(Problem to work on)
Leave the pictures out. Return all other data exactly.

Figure data in JSON:
****

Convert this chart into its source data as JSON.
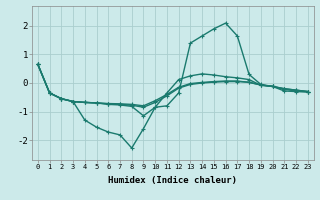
{
  "xlabel": "Humidex (Indice chaleur)",
  "background_color": "#cceaea",
  "grid_color": "#aacece",
  "line_color": "#1a7a6e",
  "ylim": [
    -2.7,
    2.7
  ],
  "xlim": [
    -0.5,
    23.5
  ],
  "yticks": [
    -2,
    -1,
    0,
    1,
    2
  ],
  "xticks": [
    0,
    1,
    2,
    3,
    4,
    5,
    6,
    7,
    8,
    9,
    10,
    11,
    12,
    13,
    14,
    15,
    16,
    17,
    18,
    19,
    20,
    21,
    22,
    23
  ],
  "lines": [
    [
      0.65,
      -0.35,
      -0.55,
      -0.65,
      -1.3,
      -1.55,
      -1.72,
      -1.82,
      -2.28,
      -1.6,
      -0.85,
      -0.8,
      -0.35,
      1.4,
      1.65,
      1.9,
      2.1,
      1.65,
      0.3,
      -0.05,
      -0.12,
      -0.28,
      -0.3,
      -0.32
    ],
    [
      0.65,
      -0.35,
      -0.55,
      -0.65,
      -0.68,
      -0.7,
      -0.75,
      -0.77,
      -0.82,
      -1.15,
      -0.85,
      -0.35,
      0.12,
      0.25,
      0.32,
      0.28,
      0.22,
      0.18,
      0.12,
      -0.08,
      -0.12,
      -0.22,
      -0.28,
      -0.3
    ],
    [
      0.65,
      -0.35,
      -0.55,
      -0.65,
      -0.68,
      -0.7,
      -0.73,
      -0.75,
      -0.78,
      -0.85,
      -0.68,
      -0.45,
      -0.18,
      -0.05,
      0.0,
      0.03,
      0.05,
      0.05,
      0.03,
      -0.07,
      -0.12,
      -0.2,
      -0.25,
      -0.3
    ],
    [
      0.65,
      -0.35,
      -0.55,
      -0.65,
      -0.68,
      -0.7,
      -0.72,
      -0.73,
      -0.75,
      -0.8,
      -0.62,
      -0.4,
      -0.15,
      -0.02,
      0.02,
      0.05,
      0.07,
      0.07,
      0.02,
      -0.07,
      -0.12,
      -0.2,
      -0.25,
      -0.3
    ]
  ],
  "marker": "+",
  "markersize": 3.5,
  "linewidth": 1.0
}
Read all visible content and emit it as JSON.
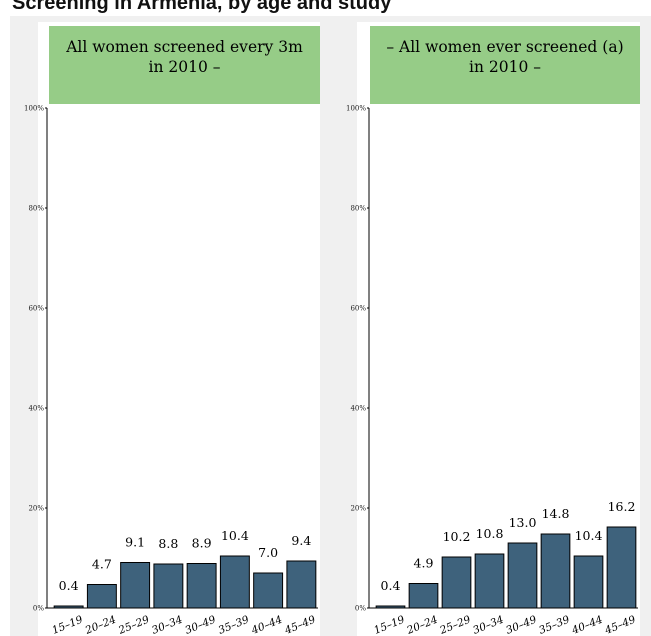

****

(Exercise response)
Convert this chart into its source data as JSON.
{
  "xlabel": "Humidex (Indice chaleur)",
  "background_color": "#cceaea",
  "grid_color": "#aacece",
  "line_color": "#1a7a6e",
  "ylim": [
    -2.7,
    2.7
  ],
  "xlim": [
    -0.5,
    23.5
  ],
  "yticks": [
    -2,
    -1,
    0,
    1,
    2
  ],
  "xticks": [
    0,
    1,
    2,
    3,
    4,
    5,
    6,
    7,
    8,
    9,
    10,
    11,
    12,
    13,
    14,
    15,
    16,
    17,
    18,
    19,
    20,
    21,
    22,
    23
  ],
  "lines": [
    [
      0.65,
      -0.35,
      -0.55,
      -0.65,
      -1.3,
      -1.55,
      -1.72,
      -1.82,
      -2.28,
      -1.6,
      -0.85,
      -0.8,
      -0.35,
      1.4,
      1.65,
      1.9,
      2.1,
      1.65,
      0.3,
      -0.05,
      -0.12,
      -0.28,
      -0.3,
      -0.32
    ],
    [
      0.65,
      -0.35,
      -0.55,
      -0.65,
      -0.68,
      -0.7,
      -0.75,
      -0.77,
      -0.82,
      -1.15,
      -0.85,
      -0.35,
      0.12,
      0.25,
      0.32,
      0.28,
      0.22,
      0.18,
      0.12,
      -0.08,
      -0.12,
      -0.22,
      -0.28,
      -0.3
    ],
    [
      0.65,
      -0.35,
      -0.55,
      -0.65,
      -0.68,
      -0.7,
      -0.73,
      -0.75,
      -0.78,
      -0.85,
      -0.68,
      -0.45,
      -0.18,
      -0.05,
      0.0,
      0.03,
      0.05,
      0.05,
      0.03,
      -0.07,
      -0.12,
      -0.2,
      -0.25,
      -0.3
    ],
    [
      0.65,
      -0.35,
      -0.55,
      -0.65,
      -0.68,
      -0.7,
      -0.72,
      -0.73,
      -0.75,
      -0.8,
      -0.62,
      -0.4,
      -0.15,
      -0.02,
      0.02,
      0.05,
      0.07,
      0.07,
      0.02,
      -0.07,
      -0.12,
      -0.2,
      -0.25,
      -0.3
    ]
  ],
  "marker": "+",
  "markersize": 3.5,
  "linewidth": 1.0
}
Read all visible content and emit it as JSON.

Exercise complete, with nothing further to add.